Source data >>
*-*-*
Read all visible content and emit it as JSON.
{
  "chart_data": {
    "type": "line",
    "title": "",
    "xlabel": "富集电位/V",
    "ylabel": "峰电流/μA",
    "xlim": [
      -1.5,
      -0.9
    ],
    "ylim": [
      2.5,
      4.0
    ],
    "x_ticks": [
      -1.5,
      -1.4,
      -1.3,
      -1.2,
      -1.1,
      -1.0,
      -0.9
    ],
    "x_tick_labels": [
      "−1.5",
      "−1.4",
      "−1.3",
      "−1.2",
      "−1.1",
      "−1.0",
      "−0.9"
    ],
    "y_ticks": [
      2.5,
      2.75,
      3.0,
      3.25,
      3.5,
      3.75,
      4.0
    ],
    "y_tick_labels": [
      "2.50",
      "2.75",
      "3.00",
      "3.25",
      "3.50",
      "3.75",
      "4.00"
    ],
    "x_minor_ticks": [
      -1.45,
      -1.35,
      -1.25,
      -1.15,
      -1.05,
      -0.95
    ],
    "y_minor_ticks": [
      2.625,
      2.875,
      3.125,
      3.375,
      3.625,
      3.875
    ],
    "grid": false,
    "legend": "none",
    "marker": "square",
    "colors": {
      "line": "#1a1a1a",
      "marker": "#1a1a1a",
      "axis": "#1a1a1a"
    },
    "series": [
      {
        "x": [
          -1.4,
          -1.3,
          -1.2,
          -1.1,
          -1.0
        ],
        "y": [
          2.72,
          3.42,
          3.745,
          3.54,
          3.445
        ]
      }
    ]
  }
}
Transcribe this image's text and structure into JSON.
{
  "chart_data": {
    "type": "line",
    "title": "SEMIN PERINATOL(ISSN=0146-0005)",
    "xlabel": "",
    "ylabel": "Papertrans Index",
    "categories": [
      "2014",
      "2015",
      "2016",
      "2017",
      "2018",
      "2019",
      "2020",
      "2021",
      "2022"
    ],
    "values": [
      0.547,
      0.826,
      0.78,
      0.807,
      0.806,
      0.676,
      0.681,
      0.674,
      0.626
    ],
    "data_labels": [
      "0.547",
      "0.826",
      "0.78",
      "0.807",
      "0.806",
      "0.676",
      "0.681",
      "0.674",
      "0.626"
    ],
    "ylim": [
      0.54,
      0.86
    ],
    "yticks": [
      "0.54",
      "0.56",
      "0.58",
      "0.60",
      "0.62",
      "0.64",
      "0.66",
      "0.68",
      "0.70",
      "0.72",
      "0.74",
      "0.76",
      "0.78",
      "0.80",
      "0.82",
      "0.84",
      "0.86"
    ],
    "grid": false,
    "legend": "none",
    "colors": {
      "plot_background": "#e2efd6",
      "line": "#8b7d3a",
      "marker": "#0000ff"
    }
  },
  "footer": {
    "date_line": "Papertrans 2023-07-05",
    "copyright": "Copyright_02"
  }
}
*-*-*
Exercise goal >> Lines containing the string "title" are to be selected and copied.

Exercise answer >>
    "title": "",
    "title": "SEMIN PERINATOL(ISSN=0146-0005)",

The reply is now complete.